§ **Set exercise**: Copy out exactly the lines from the one containing "Parse this screenshot: output" through the end of the records, and no pictures.

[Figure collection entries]
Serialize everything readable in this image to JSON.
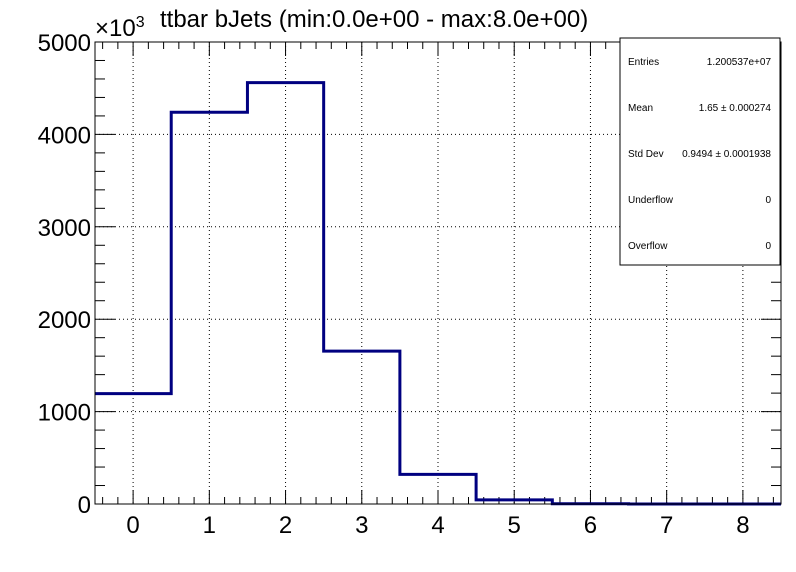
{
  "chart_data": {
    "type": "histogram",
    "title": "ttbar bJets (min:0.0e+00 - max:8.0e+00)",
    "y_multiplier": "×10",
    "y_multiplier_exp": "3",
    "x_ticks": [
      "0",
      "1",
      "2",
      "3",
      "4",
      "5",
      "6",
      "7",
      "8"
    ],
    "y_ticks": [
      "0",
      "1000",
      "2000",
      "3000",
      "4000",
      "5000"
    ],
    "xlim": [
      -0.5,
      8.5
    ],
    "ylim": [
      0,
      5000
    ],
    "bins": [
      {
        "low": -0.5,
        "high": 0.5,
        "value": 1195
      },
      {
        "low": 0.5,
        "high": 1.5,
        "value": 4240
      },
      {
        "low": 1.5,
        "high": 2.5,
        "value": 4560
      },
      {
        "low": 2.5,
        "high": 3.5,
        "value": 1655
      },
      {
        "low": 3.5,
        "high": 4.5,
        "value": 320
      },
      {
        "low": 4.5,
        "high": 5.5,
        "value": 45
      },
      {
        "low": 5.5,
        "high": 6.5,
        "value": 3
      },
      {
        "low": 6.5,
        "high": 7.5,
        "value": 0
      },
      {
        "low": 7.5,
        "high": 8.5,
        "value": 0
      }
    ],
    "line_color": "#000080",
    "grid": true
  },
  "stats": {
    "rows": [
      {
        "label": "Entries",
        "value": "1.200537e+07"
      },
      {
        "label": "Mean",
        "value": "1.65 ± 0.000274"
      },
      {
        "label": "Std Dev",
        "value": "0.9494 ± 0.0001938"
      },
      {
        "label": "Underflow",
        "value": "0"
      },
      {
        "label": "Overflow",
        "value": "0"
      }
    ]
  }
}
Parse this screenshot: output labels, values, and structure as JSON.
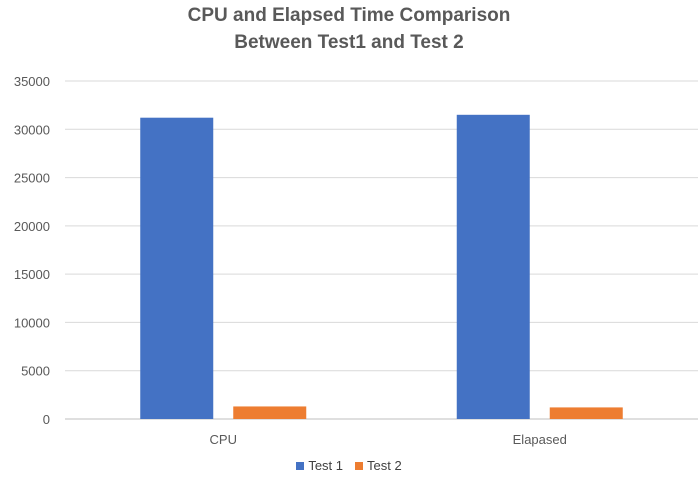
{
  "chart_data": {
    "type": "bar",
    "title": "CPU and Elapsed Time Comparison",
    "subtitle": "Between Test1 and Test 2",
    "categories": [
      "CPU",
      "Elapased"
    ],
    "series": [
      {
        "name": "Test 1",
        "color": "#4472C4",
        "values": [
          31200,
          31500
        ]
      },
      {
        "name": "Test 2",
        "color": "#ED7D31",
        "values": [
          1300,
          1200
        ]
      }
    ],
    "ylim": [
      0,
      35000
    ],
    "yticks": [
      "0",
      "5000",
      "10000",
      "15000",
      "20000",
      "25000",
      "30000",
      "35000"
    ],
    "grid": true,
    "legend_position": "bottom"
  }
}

§ **Result of this task**:
Parse this screenshot: output labels, values, and structure as JSON.
{
  "chart_data": {
    "type": "bar",
    "title": "CPU and Elapsed Time Comparison",
    "subtitle": "Between Test1 and Test 2",
    "categories": [
      "CPU",
      "Elapased"
    ],
    "series": [
      {
        "name": "Test 1",
        "color": "#4472C4",
        "values": [
          31200,
          31500
        ]
      },
      {
        "name": "Test 2",
        "color": "#ED7D31",
        "values": [
          1300,
          1200
        ]
      }
    ],
    "ylim": [
      0,
      35000
    ],
    "yticks": [
      "0",
      "5000",
      "10000",
      "15000",
      "20000",
      "25000",
      "30000",
      "35000"
    ],
    "grid": true,
    "legend_position": "bottom"
  }
}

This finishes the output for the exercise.